EXTRACTED ENTRIES:
---

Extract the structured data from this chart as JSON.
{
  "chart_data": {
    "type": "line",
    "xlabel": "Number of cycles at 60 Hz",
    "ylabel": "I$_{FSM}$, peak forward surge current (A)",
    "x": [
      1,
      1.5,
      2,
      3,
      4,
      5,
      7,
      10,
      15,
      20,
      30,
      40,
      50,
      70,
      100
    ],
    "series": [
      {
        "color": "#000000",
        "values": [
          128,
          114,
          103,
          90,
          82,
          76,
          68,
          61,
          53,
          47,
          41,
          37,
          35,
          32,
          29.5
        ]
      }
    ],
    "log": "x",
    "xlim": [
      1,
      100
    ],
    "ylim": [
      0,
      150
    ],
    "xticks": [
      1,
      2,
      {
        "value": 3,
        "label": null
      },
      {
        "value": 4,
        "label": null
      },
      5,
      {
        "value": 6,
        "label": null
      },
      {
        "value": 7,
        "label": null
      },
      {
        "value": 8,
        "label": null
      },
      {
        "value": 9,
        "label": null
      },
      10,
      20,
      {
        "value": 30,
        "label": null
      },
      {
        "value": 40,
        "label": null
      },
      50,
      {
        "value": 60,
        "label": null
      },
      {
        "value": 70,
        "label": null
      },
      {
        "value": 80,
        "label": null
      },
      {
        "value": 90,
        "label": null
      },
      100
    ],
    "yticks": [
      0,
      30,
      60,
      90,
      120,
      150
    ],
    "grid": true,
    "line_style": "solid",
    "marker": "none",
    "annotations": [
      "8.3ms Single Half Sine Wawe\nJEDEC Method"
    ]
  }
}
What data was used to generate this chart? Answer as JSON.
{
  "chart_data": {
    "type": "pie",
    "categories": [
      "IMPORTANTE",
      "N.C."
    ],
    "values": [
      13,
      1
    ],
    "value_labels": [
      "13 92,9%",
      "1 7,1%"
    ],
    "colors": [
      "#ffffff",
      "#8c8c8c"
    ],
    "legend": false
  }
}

---

WHAT TO PRODUCE:
Extract every line from the one containing "What data was" through the last line of the data, inclusive, exactly as written.

PROBLEM SOLUTION:
What data was used to generate this chart? Answer as JSON.
{
  "chart_data": {
    "type": "pie",
    "categories": [
      "IMPORTANTE",
      "N.C."
    ],
    "values": [
      13,
      1
    ],
    "value_labels": [
      "13 92,9%",
      "1 7,1%"
    ],
    "colors": [
      "#ffffff",
      "#8c8c8c"
    ],
    "legend": false
  }
}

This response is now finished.